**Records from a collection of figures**
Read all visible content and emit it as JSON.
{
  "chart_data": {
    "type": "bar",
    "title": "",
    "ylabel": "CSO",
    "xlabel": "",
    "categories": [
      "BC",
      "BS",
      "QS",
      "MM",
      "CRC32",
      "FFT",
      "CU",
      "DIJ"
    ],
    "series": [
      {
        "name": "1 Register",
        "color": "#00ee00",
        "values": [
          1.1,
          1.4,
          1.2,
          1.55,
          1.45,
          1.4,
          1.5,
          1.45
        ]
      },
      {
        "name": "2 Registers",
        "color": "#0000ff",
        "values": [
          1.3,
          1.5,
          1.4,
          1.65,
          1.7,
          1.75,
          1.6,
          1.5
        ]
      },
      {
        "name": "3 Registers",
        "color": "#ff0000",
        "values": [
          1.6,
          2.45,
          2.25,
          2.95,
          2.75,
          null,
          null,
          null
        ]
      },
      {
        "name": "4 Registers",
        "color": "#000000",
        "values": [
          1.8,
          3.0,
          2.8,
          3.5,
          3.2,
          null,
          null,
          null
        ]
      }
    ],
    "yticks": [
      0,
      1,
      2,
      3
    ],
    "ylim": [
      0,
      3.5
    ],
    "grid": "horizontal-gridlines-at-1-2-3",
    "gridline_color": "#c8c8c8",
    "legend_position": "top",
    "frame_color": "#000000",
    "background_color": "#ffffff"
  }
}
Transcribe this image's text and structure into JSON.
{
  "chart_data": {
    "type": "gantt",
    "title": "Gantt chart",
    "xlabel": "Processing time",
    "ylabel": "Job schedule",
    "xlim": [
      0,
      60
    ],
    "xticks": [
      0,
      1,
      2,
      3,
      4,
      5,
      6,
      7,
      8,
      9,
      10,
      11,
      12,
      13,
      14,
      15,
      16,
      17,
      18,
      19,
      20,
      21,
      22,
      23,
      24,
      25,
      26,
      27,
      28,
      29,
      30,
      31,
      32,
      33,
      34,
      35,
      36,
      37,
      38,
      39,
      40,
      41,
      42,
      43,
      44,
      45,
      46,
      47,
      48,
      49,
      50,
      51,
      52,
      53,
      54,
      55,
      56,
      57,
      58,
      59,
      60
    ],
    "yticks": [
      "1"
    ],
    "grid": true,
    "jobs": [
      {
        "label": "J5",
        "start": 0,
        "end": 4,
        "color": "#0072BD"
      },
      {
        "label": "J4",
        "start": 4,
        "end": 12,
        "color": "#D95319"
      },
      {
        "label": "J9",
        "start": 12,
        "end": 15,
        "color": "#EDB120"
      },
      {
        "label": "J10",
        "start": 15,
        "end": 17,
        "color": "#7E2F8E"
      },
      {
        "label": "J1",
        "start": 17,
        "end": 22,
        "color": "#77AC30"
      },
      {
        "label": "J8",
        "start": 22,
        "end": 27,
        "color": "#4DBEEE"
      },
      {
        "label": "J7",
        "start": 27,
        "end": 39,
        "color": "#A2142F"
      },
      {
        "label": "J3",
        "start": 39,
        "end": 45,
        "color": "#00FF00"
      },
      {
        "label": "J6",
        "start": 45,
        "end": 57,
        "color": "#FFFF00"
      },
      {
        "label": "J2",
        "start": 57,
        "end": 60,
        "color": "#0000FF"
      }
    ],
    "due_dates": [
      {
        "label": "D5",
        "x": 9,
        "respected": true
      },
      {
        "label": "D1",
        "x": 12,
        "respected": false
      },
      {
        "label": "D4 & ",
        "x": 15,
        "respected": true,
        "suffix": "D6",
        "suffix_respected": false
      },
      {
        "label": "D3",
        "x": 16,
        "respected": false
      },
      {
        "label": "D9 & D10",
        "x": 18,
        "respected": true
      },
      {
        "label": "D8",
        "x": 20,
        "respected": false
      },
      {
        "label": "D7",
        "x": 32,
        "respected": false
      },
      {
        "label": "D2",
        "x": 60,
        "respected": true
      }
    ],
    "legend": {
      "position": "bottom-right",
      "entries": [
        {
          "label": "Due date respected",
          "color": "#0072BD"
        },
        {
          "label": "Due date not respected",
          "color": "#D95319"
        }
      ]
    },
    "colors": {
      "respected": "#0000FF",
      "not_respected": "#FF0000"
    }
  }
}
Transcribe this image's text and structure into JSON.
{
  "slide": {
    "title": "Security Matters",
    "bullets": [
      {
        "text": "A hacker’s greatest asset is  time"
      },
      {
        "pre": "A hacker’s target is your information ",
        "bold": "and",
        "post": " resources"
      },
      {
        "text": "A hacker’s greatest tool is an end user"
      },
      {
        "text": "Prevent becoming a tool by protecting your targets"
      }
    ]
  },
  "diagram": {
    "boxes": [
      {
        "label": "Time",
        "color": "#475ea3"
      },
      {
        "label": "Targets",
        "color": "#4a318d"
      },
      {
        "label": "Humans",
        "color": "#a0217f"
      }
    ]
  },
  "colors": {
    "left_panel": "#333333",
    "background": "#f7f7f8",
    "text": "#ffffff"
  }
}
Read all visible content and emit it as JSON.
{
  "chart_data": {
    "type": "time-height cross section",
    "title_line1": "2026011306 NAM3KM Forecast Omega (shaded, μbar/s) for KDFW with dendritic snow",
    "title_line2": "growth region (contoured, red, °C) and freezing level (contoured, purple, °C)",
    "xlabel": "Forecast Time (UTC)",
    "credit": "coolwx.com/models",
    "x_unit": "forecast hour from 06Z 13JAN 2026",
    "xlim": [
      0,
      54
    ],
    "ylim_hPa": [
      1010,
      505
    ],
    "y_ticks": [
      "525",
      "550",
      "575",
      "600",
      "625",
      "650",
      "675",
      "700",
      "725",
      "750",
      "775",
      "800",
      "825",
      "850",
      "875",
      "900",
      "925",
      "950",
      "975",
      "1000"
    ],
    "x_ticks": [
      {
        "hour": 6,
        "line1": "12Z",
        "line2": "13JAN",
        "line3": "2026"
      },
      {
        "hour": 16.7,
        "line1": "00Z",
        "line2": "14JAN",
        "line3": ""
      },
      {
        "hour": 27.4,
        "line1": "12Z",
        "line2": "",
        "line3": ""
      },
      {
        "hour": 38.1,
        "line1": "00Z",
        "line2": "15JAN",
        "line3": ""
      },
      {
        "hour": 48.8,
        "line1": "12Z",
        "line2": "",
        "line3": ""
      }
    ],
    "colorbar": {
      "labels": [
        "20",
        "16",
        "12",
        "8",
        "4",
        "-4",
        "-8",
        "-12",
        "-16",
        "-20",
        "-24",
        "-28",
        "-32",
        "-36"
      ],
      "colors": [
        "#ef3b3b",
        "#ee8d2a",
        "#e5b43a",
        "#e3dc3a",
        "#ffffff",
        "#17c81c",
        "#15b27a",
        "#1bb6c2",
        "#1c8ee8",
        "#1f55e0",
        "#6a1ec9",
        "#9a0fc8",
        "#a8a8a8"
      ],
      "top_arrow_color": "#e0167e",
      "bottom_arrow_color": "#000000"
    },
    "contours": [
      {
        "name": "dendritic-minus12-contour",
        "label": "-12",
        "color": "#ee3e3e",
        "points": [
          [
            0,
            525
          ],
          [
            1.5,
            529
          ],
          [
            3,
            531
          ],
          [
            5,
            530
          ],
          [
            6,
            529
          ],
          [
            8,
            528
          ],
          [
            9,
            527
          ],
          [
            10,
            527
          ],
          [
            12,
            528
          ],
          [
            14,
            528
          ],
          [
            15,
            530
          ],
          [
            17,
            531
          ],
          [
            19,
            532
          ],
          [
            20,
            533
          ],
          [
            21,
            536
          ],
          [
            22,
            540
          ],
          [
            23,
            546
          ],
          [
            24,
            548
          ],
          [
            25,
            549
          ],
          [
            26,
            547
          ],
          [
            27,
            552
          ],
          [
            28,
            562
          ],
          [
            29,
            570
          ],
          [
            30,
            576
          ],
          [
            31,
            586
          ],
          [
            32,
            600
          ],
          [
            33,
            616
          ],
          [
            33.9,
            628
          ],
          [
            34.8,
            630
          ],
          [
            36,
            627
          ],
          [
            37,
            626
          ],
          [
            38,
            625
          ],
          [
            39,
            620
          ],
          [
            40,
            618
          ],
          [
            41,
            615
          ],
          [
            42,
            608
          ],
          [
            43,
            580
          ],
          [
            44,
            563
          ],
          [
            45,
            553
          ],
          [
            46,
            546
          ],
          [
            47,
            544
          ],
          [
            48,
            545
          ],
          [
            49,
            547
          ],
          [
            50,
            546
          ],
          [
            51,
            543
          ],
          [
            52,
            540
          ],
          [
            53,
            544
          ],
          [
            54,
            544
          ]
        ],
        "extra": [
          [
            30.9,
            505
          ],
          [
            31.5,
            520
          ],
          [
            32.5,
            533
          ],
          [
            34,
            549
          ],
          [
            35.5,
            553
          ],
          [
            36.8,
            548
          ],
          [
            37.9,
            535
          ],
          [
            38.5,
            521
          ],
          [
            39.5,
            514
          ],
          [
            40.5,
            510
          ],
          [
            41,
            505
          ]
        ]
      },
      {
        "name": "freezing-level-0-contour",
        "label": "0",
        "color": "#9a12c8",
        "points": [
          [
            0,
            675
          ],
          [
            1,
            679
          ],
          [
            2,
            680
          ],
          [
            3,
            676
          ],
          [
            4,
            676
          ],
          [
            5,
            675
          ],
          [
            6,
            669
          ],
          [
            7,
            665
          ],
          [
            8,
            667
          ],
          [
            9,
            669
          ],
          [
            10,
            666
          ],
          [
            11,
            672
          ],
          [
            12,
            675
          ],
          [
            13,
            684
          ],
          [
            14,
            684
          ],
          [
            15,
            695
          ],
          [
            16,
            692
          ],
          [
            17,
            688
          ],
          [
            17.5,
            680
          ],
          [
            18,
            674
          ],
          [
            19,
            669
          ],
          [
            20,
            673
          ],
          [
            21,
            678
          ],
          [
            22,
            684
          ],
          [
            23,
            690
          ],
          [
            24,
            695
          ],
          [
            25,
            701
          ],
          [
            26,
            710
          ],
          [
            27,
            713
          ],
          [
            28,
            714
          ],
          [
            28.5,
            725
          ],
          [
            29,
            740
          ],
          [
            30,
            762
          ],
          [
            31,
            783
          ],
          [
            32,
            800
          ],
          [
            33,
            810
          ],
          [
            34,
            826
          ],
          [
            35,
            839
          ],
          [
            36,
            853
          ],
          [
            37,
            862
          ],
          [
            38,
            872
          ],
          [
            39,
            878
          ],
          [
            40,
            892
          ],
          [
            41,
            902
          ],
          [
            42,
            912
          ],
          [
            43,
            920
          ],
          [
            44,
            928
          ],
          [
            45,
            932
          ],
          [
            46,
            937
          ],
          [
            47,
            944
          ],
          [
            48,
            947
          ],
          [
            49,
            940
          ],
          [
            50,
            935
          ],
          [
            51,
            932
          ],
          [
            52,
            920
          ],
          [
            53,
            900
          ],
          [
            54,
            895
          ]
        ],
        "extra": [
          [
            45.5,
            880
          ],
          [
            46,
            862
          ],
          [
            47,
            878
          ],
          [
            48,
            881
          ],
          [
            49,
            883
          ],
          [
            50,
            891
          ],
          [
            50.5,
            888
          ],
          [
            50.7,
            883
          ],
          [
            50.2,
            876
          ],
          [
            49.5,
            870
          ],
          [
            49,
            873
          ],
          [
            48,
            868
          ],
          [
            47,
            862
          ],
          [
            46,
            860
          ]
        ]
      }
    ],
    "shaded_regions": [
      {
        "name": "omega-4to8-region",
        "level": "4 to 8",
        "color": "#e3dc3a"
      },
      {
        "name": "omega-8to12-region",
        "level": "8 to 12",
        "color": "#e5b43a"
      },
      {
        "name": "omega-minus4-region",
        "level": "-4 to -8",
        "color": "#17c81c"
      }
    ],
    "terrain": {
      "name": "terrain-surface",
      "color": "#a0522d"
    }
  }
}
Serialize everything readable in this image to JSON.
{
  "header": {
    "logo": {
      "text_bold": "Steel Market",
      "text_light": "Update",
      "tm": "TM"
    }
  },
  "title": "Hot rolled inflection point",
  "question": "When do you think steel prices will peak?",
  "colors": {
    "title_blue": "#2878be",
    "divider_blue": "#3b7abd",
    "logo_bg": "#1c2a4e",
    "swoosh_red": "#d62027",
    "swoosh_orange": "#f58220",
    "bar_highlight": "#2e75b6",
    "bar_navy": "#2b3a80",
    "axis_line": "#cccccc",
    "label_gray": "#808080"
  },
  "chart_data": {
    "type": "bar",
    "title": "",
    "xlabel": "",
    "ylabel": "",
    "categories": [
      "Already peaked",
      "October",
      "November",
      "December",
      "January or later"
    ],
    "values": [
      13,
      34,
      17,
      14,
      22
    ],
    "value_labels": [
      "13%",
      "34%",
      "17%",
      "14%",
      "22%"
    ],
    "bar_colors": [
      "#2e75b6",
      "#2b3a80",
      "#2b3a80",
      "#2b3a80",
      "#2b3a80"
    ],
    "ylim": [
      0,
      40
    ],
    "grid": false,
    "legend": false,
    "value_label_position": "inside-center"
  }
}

**WHAT YOU SHOULD DO**
All lines from the one that contains "Serialize everything readable" through the end of the material are to be quoted exactly, with both ends included.

**EXPECTED OUTPUT**
Serialize everything readable in this image to JSON.
{
  "header": {
    "logo": {
      "text_bold": "Steel Market",
      "text_light": "Update",
      "tm": "TM"
    }
  },
  "title": "Hot rolled inflection point",
  "question": "When do you think steel prices will peak?",
  "colors": {
    "title_blue": "#2878be",
    "divider_blue": "#3b7abd",
    "logo_bg": "#1c2a4e",
    "swoosh_red": "#d62027",
    "swoosh_orange": "#f58220",
    "bar_highlight": "#2e75b6",
    "bar_navy": "#2b3a80",
    "axis_line": "#cccccc",
    "label_gray": "#808080"
  },
  "chart_data": {
    "type": "bar",
    "title": "",
    "xlabel": "",
    "ylabel": "",
    "categories": [
      "Already peaked",
      "October",
      "November",
      "December",
      "January or later"
    ],
    "values": [
      13,
      34,
      17,
      14,
      22
    ],
    "value_labels": [
      "13%",
      "34%",
      "17%",
      "14%",
      "22%"
    ],
    "bar_colors": [
      "#2e75b6",
      "#2b3a80",
      "#2b3a80",
      "#2b3a80",
      "#2b3a80"
    ],
    "ylim": [
      0,
      40
    ],
    "grid": false,
    "legend": false,
    "value_label_position": "inside-center"
  }
}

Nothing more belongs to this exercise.